Brief: Print out each record below, unaltered and complete, without its images.

Stored data entries:
* * * * * * * * *
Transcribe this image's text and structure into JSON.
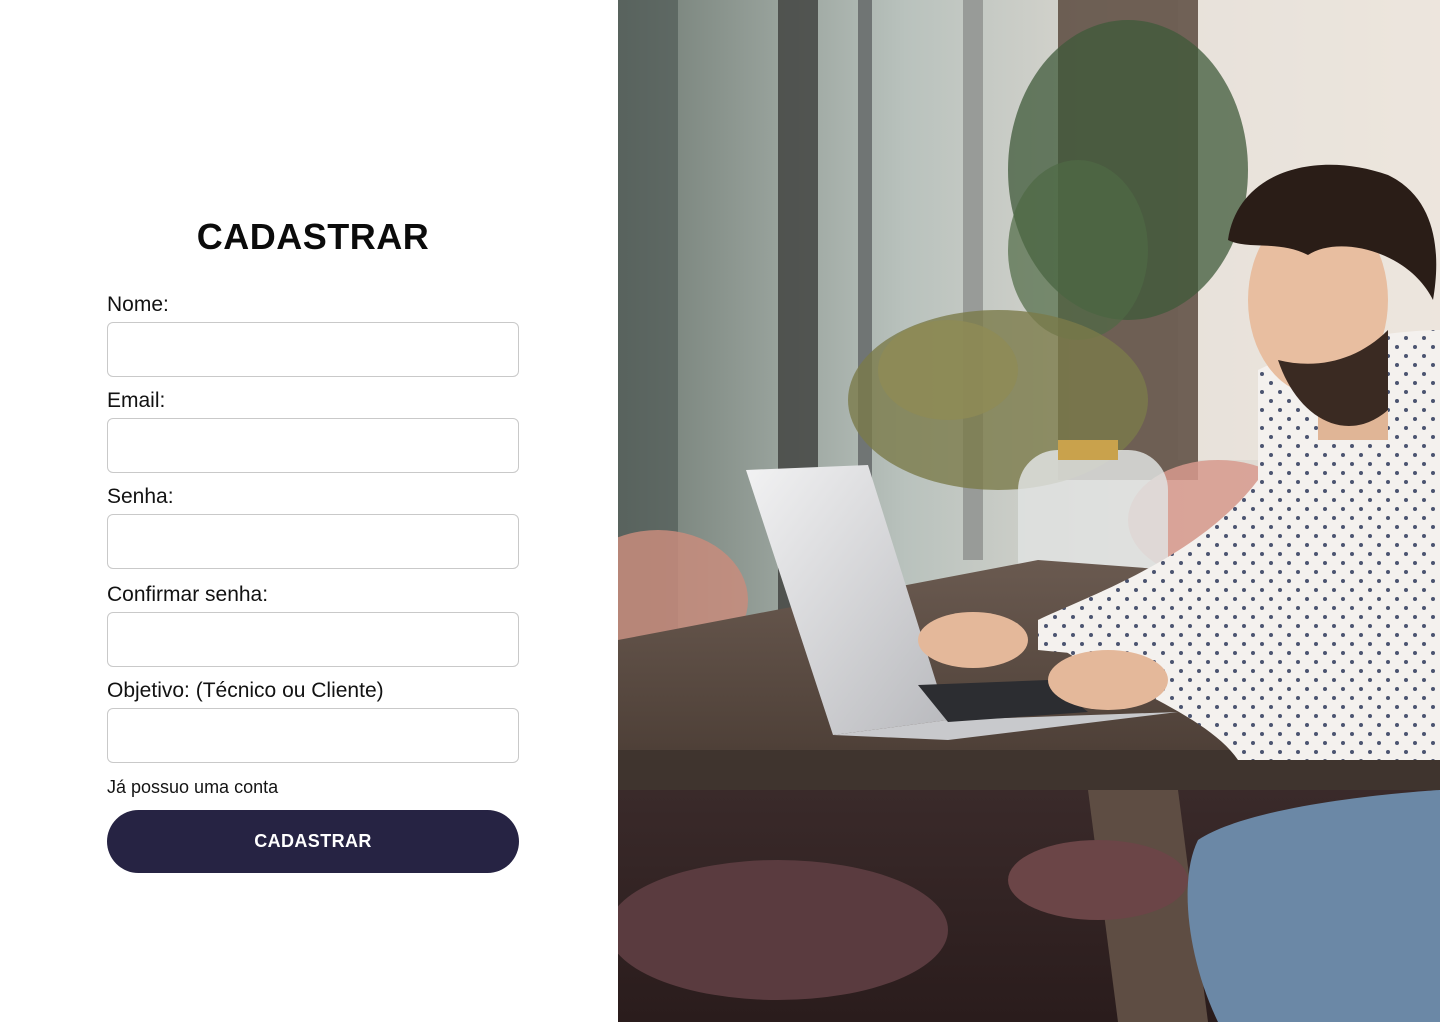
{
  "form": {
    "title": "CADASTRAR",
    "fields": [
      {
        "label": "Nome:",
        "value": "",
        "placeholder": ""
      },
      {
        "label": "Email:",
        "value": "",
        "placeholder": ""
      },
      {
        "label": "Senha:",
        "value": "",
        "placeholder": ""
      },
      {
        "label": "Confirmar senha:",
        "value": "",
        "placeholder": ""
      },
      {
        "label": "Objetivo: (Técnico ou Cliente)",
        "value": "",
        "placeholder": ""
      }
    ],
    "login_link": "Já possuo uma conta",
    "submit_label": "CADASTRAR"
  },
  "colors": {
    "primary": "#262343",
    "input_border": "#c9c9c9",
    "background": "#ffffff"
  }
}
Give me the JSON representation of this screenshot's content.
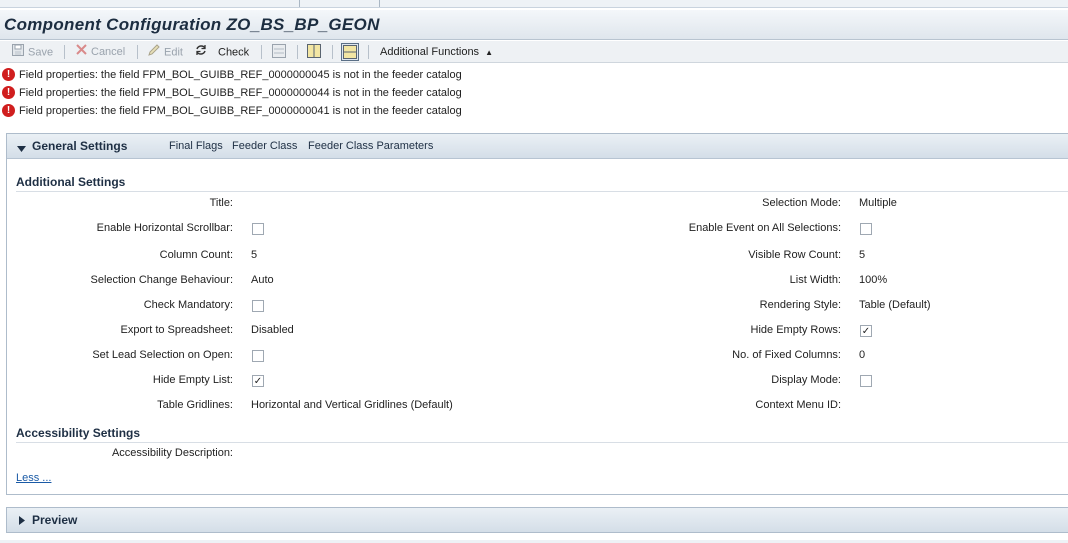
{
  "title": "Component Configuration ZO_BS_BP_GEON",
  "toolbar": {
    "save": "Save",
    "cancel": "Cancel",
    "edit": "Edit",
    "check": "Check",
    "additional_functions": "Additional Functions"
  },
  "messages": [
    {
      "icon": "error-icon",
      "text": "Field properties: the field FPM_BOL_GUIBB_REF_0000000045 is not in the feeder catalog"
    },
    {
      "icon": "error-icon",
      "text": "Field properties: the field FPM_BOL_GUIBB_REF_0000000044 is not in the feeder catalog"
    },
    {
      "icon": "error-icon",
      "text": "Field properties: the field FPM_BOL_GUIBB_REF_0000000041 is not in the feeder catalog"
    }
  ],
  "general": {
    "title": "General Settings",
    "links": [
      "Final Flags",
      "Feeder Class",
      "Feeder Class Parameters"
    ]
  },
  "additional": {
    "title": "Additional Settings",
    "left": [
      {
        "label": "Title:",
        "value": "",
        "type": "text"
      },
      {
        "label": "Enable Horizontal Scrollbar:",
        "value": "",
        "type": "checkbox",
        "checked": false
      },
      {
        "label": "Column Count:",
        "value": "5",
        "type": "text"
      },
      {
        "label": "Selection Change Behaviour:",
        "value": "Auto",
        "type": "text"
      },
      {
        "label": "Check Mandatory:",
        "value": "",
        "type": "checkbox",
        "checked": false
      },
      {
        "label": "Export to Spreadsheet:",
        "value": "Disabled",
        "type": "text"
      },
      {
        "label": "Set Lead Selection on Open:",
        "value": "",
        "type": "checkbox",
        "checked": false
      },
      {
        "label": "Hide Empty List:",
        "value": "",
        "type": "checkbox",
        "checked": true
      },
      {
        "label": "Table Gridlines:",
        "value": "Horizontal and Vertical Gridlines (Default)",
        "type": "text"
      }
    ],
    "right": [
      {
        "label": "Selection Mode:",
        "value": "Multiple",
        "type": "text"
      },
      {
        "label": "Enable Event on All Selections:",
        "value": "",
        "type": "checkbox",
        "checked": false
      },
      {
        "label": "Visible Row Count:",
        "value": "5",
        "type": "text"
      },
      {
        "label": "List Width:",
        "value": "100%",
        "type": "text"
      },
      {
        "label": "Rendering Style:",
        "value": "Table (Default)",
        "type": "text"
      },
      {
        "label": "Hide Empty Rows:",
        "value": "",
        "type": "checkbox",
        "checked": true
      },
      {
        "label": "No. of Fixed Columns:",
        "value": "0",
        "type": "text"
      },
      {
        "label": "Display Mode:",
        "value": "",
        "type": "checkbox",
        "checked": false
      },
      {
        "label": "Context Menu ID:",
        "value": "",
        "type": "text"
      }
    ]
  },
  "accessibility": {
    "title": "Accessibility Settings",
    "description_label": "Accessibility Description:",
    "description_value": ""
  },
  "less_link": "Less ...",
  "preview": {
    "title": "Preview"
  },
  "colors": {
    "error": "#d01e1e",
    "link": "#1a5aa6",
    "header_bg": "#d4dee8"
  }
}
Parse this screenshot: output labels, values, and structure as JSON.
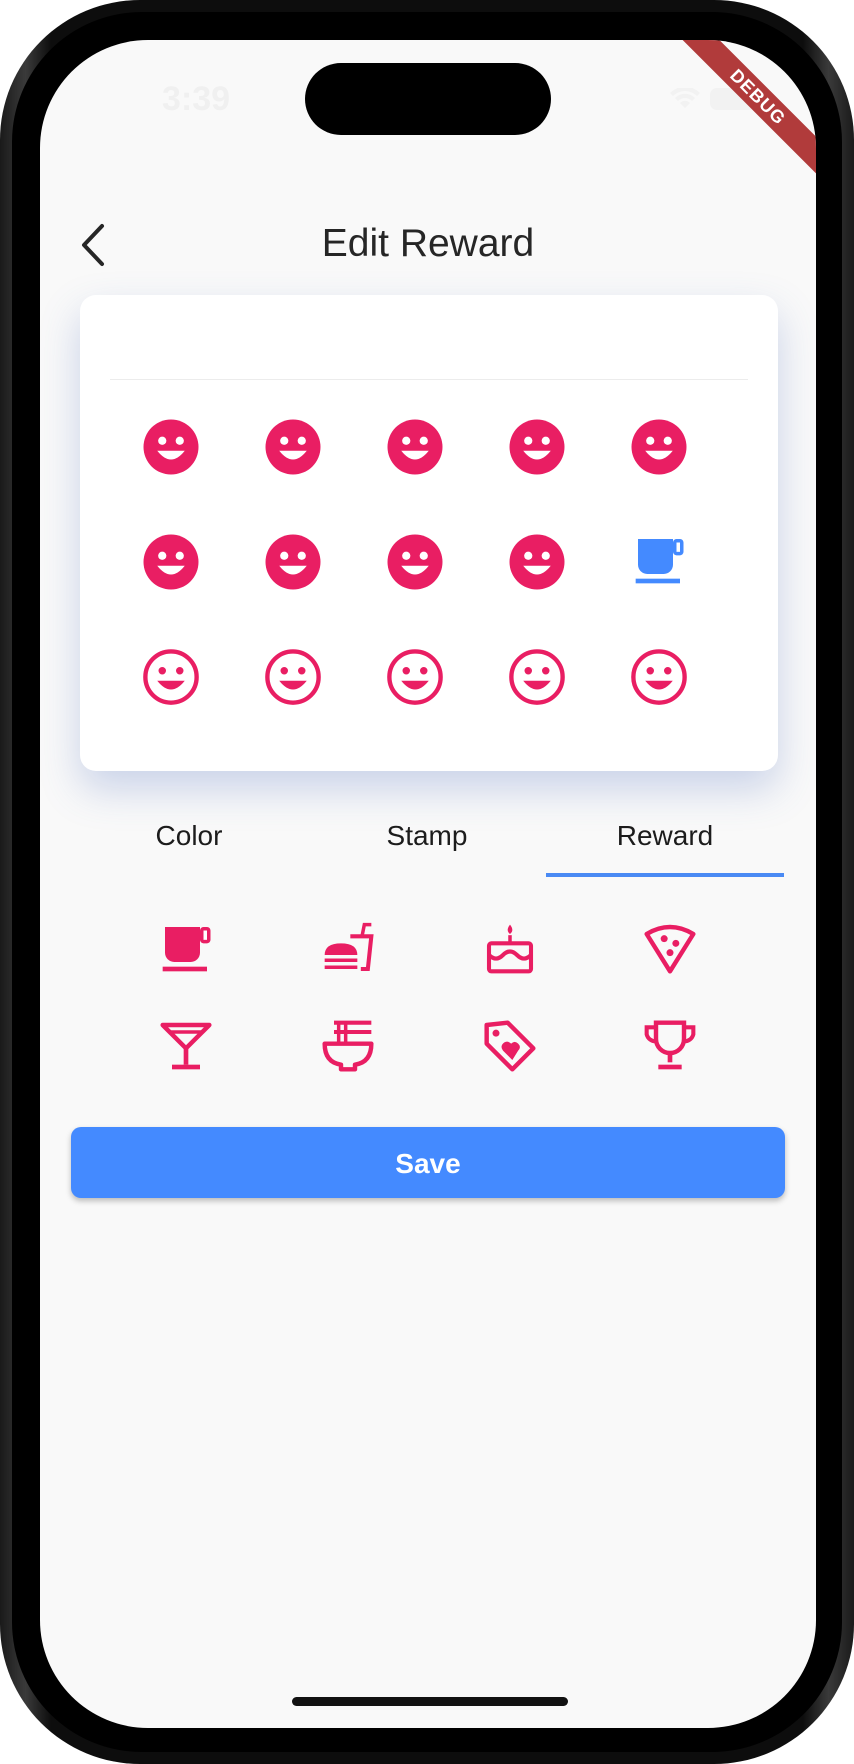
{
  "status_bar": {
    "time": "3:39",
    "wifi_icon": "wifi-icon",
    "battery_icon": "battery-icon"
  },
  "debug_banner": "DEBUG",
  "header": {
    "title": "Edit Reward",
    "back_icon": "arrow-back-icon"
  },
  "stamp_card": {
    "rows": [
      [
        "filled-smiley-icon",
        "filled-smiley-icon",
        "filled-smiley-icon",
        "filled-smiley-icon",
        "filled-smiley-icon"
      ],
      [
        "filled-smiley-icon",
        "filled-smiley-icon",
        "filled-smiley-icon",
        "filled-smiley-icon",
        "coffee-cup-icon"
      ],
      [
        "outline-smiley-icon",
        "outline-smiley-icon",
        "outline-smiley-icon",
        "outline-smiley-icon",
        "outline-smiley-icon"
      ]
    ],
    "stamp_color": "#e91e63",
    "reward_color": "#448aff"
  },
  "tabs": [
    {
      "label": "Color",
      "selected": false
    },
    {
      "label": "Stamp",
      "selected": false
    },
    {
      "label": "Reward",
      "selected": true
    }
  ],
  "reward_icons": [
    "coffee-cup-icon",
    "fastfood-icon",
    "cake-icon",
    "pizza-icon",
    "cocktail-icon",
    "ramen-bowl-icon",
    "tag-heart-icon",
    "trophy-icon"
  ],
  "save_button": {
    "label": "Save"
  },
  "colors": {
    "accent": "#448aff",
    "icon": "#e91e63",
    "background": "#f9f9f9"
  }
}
* * * * * * * * *
Solution:
Transcribe this image's text and structure into JSON.
{
  "form": {
    "title": "CADASTRAR",
    "fields": [
      {
        "label": "Nome:",
        "value": "",
        "placeholder": ""
      },
      {
        "label": "Email:",
        "value": "",
        "placeholder": ""
      },
      {
        "label": "Senha:",
        "value": "",
        "placeholder": ""
      },
      {
        "label": "Confirmar senha:",
        "value": "",
        "placeholder": ""
      },
      {
        "label": "Objetivo: (Técnico ou Cliente)",
        "value": "",
        "placeholder": ""
      }
    ],
    "login_link": "Já possuo uma conta",
    "submit_label": "CADASTRAR"
  },
  "colors": {
    "primary": "#262343",
    "input_border": "#c9c9c9",
    "background": "#ffffff"
  }
}
Give me the JSON representation of this screenshot's content.
{
  "title": "Component Configuration ZO_BS_BP_GEON",
  "toolbar": {
    "save": "Save",
    "cancel": "Cancel",
    "edit": "Edit",
    "check": "Check",
    "additional_functions": "Additional Functions"
  },
  "messages": [
    {
      "icon": "error-icon",
      "text": "Field properties: the field FPM_BOL_GUIBB_REF_0000000045 is not in the feeder catalog"
    },
    {
      "icon": "error-icon",
      "text": "Field properties: the field FPM_BOL_GUIBB_REF_0000000044 is not in the feeder catalog"
    },
    {
      "icon": "error-icon",
      "text": "Field properties: the field FPM_BOL_GUIBB_REF_0000000041 is not in the feeder catalog"
    }
  ],
  "general": {
    "title": "General Settings",
    "links": [
      "Final Flags",
      "Feeder Class",
      "Feeder Class Parameters"
    ]
  },
  "additional": {
    "title": "Additional Settings",
    "left": [
      {
        "label": "Title:",
        "value": "",
        "type": "text"
      },
      {
        "label": "Enable Horizontal Scrollbar:",
        "value": "",
        "type": "checkbox",
        "checked": false
      },
      {
        "label": "Column Count:",
        "value": "5",
        "type": "text"
      },
      {
        "label": "Selection Change Behaviour:",
        "value": "Auto",
        "type": "text"
      },
      {
        "label": "Check Mandatory:",
        "value": "",
        "type": "checkbox",
        "checked": false
      },
      {
        "label": "Export to Spreadsheet:",
        "value": "Disabled",
        "type": "text"
      },
      {
        "label": "Set Lead Selection on Open:",
        "value": "",
        "type": "checkbox",
        "checked": false
      },
      {
        "label": "Hide Empty List:",
        "value": "",
        "type": "checkbox",
        "checked": true
      },
      {
        "label": "Table Gridlines:",
        "value": "Horizontal and Vertical Gridlines (Default)",
        "type": "text"
      }
    ],
    "right": [
      {
        "label": "Selection Mode:",
        "value": "Multiple",
        "type": "text"
      },
      {
        "label": "Enable Event on All Selections:",
        "value": "",
        "type": "checkbox",
        "checked": false
      },
      {
        "label": "Visible Row Count:",
        "value": "5",
        "type": "text"
      },
      {
        "label": "List Width:",
        "value": "100%",
        "type": "text"
      },
      {
        "label": "Rendering Style:",
        "value": "Table (Default)",
        "type": "text"
      },
      {
        "label": "Hide Empty Rows:",
        "value": "",
        "type": "checkbox",
        "checked": true
      },
      {
        "label": "No. of Fixed Columns:",
        "value": "0",
        "type": "text"
      },
      {
        "label": "Display Mode:",
        "value": "",
        "type": "checkbox",
        "checked": false
      },
      {
        "label": "Context Menu ID:",
        "value": "",
        "type": "text"
      }
    ]
  },
  "accessibility": {
    "title": "Accessibility Settings",
    "description_label": "Accessibility Description:",
    "description_value": ""
  },
  "less_link": "Less ...",
  "preview": {
    "title": "Preview"
  },
  "colors": {
    "error": "#d01e1e",
    "link": "#1a5aa6",
    "header_bg": "#d4dee8"
  }
}
Parse this screenshot: output labels, values, and structure as JSON.
{
  "status_bar": {
    "time": "3:39",
    "wifi_icon": "wifi-icon",
    "battery_icon": "battery-icon"
  },
  "debug_banner": "DEBUG",
  "header": {
    "title": "Edit Reward",
    "back_icon": "arrow-back-icon"
  },
  "stamp_card": {
    "rows": [
      [
        "filled-smiley-icon",
        "filled-smiley-icon",
        "filled-smiley-icon",
        "filled-smiley-icon",
        "filled-smiley-icon"
      ],
      [
        "filled-smiley-icon",
        "filled-smiley-icon",
        "filled-smiley-icon",
        "filled-smiley-icon",
        "coffee-cup-icon"
      ],
      [
        "outline-smiley-icon",
        "outline-smiley-icon",
        "outline-smiley-icon",
        "outline-smiley-icon",
        "outline-smiley-icon"
      ]
    ],
    "stamp_color": "#e91e63",
    "reward_color": "#448aff"
  },
  "tabs": [
    {
      "label": "Color",
      "selected": false
    },
    {
      "label": "Stamp",
      "selected": false
    },
    {
      "label": "Reward",
      "selected": true
    }
  ],
  "reward_icons": [
    "coffee-cup-icon",
    "fastfood-icon",
    "cake-icon",
    "pizza-icon",
    "cocktail-icon",
    "ramen-bowl-icon",
    "tag-heart-icon",
    "trophy-icon"
  ],
  "save_button": {
    "label": "Save"
  },
  "colors": {
    "accent": "#448aff",
    "icon": "#e91e63",
    "background": "#f9f9f9"
  }
}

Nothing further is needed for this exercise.